**REQUIREMENT:** Quote every entry word for word.

**MATERIAL TO PROCESS:**
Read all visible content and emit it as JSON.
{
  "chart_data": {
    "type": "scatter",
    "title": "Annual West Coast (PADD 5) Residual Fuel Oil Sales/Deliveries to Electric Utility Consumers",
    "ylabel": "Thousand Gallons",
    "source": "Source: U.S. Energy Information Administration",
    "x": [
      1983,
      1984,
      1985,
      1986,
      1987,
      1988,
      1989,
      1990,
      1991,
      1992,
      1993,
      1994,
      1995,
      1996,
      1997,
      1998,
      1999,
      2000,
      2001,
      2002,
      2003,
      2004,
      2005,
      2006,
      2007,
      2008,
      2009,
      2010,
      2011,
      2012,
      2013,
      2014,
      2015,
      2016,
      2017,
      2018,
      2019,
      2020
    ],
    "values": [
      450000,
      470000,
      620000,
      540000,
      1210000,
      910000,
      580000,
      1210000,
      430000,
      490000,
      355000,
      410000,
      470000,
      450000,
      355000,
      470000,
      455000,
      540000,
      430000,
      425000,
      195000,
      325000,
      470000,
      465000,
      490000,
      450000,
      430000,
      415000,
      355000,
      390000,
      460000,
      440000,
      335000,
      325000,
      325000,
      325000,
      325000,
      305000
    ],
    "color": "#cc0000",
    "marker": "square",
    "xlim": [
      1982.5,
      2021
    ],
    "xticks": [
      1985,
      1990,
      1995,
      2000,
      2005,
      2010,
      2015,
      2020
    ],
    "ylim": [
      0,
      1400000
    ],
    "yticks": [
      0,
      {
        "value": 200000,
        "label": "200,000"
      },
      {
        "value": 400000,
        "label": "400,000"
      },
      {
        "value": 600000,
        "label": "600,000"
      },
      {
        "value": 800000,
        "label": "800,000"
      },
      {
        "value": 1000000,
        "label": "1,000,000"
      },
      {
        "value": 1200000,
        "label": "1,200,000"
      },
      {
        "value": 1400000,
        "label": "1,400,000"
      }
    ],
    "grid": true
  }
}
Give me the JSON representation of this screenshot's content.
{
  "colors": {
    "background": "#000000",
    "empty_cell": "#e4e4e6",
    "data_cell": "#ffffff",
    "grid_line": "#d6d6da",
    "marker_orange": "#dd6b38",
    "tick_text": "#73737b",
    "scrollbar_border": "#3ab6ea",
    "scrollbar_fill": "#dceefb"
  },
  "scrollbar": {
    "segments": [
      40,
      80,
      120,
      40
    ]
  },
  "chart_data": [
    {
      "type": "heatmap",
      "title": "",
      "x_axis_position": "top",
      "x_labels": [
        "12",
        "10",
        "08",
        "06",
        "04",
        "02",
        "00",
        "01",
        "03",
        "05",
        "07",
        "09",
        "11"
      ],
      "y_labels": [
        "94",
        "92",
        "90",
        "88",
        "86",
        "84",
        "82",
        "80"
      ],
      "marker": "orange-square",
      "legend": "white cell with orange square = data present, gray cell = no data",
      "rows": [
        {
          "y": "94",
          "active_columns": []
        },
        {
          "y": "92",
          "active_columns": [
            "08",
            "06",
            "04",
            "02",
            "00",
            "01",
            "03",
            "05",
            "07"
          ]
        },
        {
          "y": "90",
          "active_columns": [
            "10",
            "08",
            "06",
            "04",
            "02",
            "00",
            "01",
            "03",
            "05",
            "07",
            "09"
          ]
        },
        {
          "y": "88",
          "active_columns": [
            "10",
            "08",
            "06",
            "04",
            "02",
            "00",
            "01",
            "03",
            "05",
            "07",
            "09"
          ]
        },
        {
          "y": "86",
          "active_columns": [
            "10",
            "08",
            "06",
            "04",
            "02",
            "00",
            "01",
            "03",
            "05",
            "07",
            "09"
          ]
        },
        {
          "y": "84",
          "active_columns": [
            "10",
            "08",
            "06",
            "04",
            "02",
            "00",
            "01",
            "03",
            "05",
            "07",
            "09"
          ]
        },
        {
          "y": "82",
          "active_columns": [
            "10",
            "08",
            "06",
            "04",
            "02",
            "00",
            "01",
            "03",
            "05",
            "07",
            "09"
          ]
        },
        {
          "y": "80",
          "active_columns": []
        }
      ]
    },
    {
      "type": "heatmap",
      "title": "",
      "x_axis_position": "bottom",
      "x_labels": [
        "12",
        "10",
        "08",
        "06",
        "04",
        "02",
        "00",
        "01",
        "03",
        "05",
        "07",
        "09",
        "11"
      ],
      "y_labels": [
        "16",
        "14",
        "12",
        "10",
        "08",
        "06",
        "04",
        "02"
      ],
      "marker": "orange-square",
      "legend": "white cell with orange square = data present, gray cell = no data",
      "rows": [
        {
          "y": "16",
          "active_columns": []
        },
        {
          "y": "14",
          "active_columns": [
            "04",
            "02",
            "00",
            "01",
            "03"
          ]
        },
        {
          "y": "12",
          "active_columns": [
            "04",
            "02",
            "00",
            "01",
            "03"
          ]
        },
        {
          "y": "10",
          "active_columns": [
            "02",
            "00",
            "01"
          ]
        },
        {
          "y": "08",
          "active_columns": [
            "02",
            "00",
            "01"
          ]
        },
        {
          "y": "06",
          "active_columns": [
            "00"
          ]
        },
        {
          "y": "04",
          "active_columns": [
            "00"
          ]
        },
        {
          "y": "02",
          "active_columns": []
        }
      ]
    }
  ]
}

**REPLY TO THE EXERCISE:**
Read all visible content and emit it as JSON.
{
  "chart_data": {
    "type": "scatter",
    "title": "Annual West Coast (PADD 5) Residual Fuel Oil Sales/Deliveries to Electric Utility Consumers",
    "ylabel": "Thousand Gallons",
    "source": "Source: U.S. Energy Information Administration",
    "x": [
      1983,
      1984,
      1985,
      1986,
      1987,
      1988,
      1989,
      1990,
      1991,
      1992,
      1993,
      1994,
      1995,
      1996,
      1997,
      1998,
      1999,
      2000,
      2001,
      2002,
      2003,
      2004,
      2005,
      2006,
      2007,
      2008,
      2009,
      2010,
      2011,
      2012,
      2013,
      2014,
      2015,
      2016,
      2017,
      2018,
      2019,
      2020
    ],
    "values": [
      450000,
      470000,
      620000,
      540000,
      1210000,
      910000,
      580000,
      1210000,
      430000,
      490000,
      355000,
      410000,
      470000,
      450000,
      355000,
      470000,
      455000,
      540000,
      430000,
      425000,
      195000,
      325000,
      470000,
      465000,
      490000,
      450000,
      430000,
      415000,
      355000,
      390000,
      460000,
      440000,
      335000,
      325000,
      325000,
      325000,
      325000,
      305000
    ],
    "color": "#cc0000",
    "marker": "square",
    "xlim": [
      1982.5,
      2021
    ],
    "xticks": [
      1985,
      1990,
      1995,
      2000,
      2005,
      2010,
      2015,
      2020
    ],
    "ylim": [
      0,
      1400000
    ],
    "yticks": [
      0,
      {
        "value": 200000,
        "label": "200,000"
      },
      {
        "value": 400000,
        "label": "400,000"
      },
      {
        "value": 600000,
        "label": "600,000"
      },
      {
        "value": 800000,
        "label": "800,000"
      },
      {
        "value": 1000000,
        "label": "1,000,000"
      },
      {
        "value": 1200000,
        "label": "1,200,000"
      },
      {
        "value": 1400000,
        "label": "1,400,000"
      }
    ],
    "grid": true
  }
}
Give me the JSON representation of this screenshot's content.
{
  "colors": {
    "background": "#000000",
    "empty_cell": "#e4e4e6",
    "data_cell": "#ffffff",
    "grid_line": "#d6d6da",
    "marker_orange": "#dd6b38",
    "tick_text": "#73737b",
    "scrollbar_border": "#3ab6ea",
    "scrollbar_fill": "#dceefb"
  },
  "scrollbar": {
    "segments": [
      40,
      80,
      120,
      40
    ]
  },
  "chart_data": [
    {
      "type": "heatmap",
      "title": "",
      "x_axis_position": "top",
      "x_labels": [
        "12",
        "10",
        "08",
        "06",
        "04",
        "02",
        "00",
        "01",
        "03",
        "05",
        "07",
        "09",
        "11"
      ],
      "y_labels": [
        "94",
        "92",
        "90",
        "88",
        "86",
        "84",
        "82",
        "80"
      ],
      "marker": "orange-square",
      "legend": "white cell with orange square = data present, gray cell = no data",
      "rows": [
        {
          "y": "94",
          "active_columns": []
        },
        {
          "y": "92",
          "active_columns": [
            "08",
            "06",
            "04",
            "02",
            "00",
            "01",
            "03",
            "05",
            "07"
          ]
        },
        {
          "y": "90",
          "active_columns": [
            "10",
            "08",
            "06",
            "04",
            "02",
            "00",
            "01",
            "03",
            "05",
            "07",
            "09"
          ]
        },
        {
          "y": "88",
          "active_columns": [
            "10",
            "08",
            "06",
            "04",
            "02",
            "00",
            "01",
            "03",
            "05",
            "07",
            "09"
          ]
        },
        {
          "y": "86",
          "active_columns": [
            "10",
            "08",
            "06",
            "04",
            "02",
            "00",
            "01",
            "03",
            "05",
            "07",
            "09"
          ]
        },
        {
          "y": "84",
          "active_columns": [
            "10",
            "08",
            "06",
            "04",
            "02",
            "00",
            "01",
            "03",
            "05",
            "07",
            "09"
          ]
        },
        {
          "y": "82",
          "active_columns": [
            "10",
            "08",
            "06",
            "04",
            "02",
            "00",
            "01",
            "03",
            "05",
            "07",
            "09"
          ]
        },
        {
          "y": "80",
          "active_columns": []
        }
      ]
    },
    {
      "type": "heatmap",
      "title": "",
      "x_axis_position": "bottom",
      "x_labels": [
        "12",
        "10",
        "08",
        "06",
        "04",
        "02",
        "00",
        "01",
        "03",
        "05",
        "07",
        "09",
        "11"
      ],
      "y_labels": [
        "16",
        "14",
        "12",
        "10",
        "08",
        "06",
        "04",
        "02"
      ],
      "marker": "orange-square",
      "legend": "white cell with orange square = data present, gray cell = no data",
      "rows": [
        {
          "y": "16",
          "active_columns": []
        },
        {
          "y": "14",
          "active_columns": [
            "04",
            "02",
            "00",
            "01",
            "03"
          ]
        },
        {
          "y": "12",
          "active_columns": [
            "04",
            "02",
            "00",
            "01",
            "03"
          ]
        },
        {
          "y": "10",
          "active_columns": [
            "02",
            "00",
            "01"
          ]
        },
        {
          "y": "08",
          "active_columns": [
            "02",
            "00",
            "01"
          ]
        },
        {
          "y": "06",
          "active_columns": [
            "00"
          ]
        },
        {
          "y": "04",
          "active_columns": [
            "00"
          ]
        },
        {
          "y": "02",
          "active_columns": []
        }
      ]
    }
  ]
}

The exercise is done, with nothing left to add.